▶ _Records shown_:
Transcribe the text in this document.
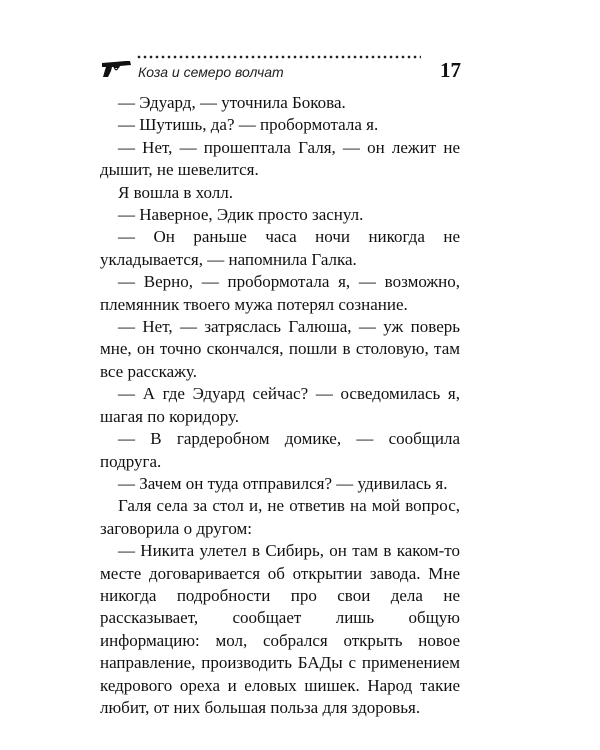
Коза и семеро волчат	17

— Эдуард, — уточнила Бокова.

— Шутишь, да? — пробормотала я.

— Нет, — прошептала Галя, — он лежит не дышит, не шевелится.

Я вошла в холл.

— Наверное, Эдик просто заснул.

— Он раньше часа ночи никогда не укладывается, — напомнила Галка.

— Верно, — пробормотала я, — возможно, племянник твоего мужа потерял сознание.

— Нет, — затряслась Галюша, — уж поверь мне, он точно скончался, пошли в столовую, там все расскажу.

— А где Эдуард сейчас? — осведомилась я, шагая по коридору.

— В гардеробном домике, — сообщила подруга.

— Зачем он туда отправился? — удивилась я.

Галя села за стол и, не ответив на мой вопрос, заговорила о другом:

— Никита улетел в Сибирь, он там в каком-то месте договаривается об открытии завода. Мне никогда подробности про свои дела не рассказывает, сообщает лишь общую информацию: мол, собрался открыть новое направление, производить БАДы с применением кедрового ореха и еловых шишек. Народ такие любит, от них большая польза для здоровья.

▶ _Goal_:
Transcribe the listing in full. Omit the pictures and keep every line exact.

▶ _Full response_:
Transcribe the text in this document.
Коза и семеро волчат	17

— Эдуард, — уточнила Бокова.

— Шутишь, да? — пробормотала я.

— Нет, — прошептала Галя, — он лежит не дышит, не шевелится.

Я вошла в холл.

— Наверное, Эдик просто заснул.

— Он раньше часа ночи никогда не укладывается, — напомнила Галка.

— Верно, — пробормотала я, — возможно, племянник твоего мужа потерял сознание.

— Нет, — затряслась Галюша, — уж поверь мне, он точно скончался, пошли в столовую, там все расскажу.

— А где Эдуард сейчас? — осведомилась я, шагая по коридору.

— В гардеробном домике, — сообщила подруга.

— Зачем он туда отправился? — удивилась я.

Галя села за стол и, не ответив на мой вопрос, заговорила о другом:

— Никита улетел в Сибирь, он там в каком-то месте договаривается об открытии завода. Мне никогда подробности про свои дела не рассказывает, сообщает лишь общую информацию: мол, собрался открыть новое направление, производить БАДы с применением кедрового ореха и еловых шишек. Народ такие любит, от них большая польза для здоровья.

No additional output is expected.